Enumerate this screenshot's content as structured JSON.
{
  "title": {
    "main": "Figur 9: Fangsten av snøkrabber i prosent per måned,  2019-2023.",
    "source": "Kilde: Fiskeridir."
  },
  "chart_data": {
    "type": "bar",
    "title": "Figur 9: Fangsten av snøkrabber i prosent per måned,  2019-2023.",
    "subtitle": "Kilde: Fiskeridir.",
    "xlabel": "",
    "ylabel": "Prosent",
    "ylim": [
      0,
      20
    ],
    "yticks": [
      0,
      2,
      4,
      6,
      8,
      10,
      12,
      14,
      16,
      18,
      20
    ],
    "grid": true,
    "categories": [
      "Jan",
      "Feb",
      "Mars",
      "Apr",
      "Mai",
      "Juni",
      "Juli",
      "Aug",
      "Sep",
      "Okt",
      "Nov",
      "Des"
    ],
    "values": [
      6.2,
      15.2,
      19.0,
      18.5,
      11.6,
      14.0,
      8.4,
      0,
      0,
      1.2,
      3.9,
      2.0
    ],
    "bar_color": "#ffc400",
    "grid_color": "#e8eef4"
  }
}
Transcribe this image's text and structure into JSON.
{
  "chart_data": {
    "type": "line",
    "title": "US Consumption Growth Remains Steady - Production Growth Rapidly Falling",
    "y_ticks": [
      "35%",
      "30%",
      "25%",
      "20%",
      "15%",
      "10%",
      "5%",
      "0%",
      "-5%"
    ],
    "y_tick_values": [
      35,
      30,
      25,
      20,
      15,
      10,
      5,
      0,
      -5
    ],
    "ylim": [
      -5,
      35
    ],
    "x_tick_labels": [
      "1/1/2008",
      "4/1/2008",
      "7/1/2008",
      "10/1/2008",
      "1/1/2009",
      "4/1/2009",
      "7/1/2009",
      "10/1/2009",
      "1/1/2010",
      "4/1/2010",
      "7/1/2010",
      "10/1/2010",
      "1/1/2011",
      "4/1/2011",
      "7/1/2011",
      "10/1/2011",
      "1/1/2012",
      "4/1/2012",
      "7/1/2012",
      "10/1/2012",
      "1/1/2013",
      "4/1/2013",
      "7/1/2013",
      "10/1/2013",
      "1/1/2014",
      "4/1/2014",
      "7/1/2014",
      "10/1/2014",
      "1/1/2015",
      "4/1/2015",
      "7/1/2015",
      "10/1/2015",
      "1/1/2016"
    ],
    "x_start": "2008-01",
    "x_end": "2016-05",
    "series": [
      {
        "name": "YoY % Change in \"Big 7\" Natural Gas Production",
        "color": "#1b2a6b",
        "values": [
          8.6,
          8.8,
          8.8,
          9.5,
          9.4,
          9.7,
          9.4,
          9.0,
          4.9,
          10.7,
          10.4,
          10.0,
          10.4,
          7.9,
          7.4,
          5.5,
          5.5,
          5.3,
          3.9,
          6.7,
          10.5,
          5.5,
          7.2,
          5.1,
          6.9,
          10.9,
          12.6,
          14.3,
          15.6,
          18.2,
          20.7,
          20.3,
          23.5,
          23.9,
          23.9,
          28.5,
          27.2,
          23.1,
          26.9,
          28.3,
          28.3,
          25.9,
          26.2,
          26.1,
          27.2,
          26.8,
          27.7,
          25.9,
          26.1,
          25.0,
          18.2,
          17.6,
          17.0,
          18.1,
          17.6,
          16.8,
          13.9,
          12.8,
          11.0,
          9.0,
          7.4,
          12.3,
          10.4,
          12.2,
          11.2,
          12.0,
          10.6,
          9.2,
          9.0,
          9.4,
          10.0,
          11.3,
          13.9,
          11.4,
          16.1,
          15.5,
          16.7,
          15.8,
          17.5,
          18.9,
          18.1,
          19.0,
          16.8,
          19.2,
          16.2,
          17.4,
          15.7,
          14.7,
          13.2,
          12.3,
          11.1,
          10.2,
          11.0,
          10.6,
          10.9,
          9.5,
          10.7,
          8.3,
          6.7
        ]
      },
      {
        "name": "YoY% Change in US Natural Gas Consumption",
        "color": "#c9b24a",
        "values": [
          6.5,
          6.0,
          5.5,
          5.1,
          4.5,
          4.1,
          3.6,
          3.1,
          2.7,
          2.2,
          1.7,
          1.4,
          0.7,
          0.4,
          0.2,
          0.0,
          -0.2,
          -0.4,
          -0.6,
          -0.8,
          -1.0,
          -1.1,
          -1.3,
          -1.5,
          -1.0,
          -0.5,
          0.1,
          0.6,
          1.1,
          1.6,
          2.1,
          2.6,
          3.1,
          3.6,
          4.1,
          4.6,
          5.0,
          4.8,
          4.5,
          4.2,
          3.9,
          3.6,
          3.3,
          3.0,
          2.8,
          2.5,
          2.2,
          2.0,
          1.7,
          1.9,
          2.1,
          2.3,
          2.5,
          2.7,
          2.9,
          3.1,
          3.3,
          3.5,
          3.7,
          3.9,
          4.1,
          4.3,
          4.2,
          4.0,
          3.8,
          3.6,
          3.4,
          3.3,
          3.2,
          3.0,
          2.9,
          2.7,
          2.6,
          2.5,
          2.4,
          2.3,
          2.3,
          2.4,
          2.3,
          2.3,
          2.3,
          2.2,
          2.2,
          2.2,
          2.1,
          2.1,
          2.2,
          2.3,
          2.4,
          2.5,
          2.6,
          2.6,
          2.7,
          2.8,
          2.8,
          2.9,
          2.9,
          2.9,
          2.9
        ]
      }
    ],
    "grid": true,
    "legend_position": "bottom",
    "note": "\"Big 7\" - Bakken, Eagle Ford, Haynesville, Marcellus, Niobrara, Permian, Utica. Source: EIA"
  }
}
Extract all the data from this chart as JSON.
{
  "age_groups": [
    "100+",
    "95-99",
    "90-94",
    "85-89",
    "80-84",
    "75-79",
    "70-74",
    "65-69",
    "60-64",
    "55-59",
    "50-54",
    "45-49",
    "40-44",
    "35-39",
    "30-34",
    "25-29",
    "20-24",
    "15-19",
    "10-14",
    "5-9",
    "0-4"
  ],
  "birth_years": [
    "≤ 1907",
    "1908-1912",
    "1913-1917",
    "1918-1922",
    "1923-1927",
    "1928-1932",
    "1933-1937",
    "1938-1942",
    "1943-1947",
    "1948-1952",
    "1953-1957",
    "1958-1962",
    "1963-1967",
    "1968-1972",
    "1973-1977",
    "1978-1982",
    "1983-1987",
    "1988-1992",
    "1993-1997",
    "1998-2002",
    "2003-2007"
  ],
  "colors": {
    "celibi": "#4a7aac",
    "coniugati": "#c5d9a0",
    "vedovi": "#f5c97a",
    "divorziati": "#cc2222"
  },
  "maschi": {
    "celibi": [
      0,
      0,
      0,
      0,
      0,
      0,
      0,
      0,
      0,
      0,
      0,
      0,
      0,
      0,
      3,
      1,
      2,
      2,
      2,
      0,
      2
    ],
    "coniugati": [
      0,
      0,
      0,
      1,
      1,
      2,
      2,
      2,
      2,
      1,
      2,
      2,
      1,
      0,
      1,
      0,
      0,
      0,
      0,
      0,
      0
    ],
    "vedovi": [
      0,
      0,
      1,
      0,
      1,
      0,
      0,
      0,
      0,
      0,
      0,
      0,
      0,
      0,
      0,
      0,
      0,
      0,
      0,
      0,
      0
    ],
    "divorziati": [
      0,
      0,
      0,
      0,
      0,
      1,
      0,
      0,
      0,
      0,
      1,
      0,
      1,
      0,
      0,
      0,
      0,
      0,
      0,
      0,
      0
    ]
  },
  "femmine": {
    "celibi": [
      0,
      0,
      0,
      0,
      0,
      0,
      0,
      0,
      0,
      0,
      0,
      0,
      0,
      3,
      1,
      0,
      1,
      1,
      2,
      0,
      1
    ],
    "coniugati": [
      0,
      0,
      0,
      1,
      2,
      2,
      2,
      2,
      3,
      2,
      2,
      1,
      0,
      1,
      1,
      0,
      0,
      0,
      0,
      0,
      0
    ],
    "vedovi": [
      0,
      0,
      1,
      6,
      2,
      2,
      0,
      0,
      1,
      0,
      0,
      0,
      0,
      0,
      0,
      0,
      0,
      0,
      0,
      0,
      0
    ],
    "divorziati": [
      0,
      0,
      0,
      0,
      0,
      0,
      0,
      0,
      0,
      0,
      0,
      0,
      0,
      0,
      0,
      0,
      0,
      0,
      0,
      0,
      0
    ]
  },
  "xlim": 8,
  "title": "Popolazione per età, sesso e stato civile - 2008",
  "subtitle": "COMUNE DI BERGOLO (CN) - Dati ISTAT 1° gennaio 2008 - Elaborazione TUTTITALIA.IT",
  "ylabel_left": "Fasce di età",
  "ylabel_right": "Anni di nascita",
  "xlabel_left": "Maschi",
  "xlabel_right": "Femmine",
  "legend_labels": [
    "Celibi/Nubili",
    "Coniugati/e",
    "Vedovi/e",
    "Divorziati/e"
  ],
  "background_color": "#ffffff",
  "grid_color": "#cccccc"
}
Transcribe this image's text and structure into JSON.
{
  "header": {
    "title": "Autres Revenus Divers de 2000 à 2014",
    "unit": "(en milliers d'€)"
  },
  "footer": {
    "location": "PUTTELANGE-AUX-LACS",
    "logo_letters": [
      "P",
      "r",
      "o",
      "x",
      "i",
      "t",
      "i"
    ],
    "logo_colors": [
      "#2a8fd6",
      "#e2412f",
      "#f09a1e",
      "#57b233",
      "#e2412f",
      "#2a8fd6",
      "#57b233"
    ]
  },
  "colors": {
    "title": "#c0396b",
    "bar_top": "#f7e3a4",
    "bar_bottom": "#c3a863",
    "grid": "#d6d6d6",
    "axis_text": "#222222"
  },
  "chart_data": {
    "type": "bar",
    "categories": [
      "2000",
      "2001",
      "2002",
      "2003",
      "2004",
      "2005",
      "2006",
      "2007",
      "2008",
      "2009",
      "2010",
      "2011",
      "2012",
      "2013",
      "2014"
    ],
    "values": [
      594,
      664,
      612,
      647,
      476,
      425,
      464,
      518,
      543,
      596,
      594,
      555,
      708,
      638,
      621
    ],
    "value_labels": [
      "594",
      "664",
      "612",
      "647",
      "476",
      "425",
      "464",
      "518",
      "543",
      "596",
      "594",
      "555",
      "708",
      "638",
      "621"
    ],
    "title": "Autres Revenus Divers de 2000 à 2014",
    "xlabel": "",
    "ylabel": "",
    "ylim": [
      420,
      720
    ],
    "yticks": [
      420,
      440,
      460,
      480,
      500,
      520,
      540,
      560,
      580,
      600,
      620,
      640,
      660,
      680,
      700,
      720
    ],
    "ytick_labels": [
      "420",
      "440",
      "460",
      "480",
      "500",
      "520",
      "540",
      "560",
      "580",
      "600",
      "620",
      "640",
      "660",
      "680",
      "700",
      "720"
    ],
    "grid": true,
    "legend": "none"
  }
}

++++++

# EXERCISE DIRECTIONS
Keep only those lines of the records that hold "Kilde", and return them.

# EXERCISE RESULT
    "source": "Kilde: Fiskeridir."
    "subtitle": "Kilde: Fiskeridir.",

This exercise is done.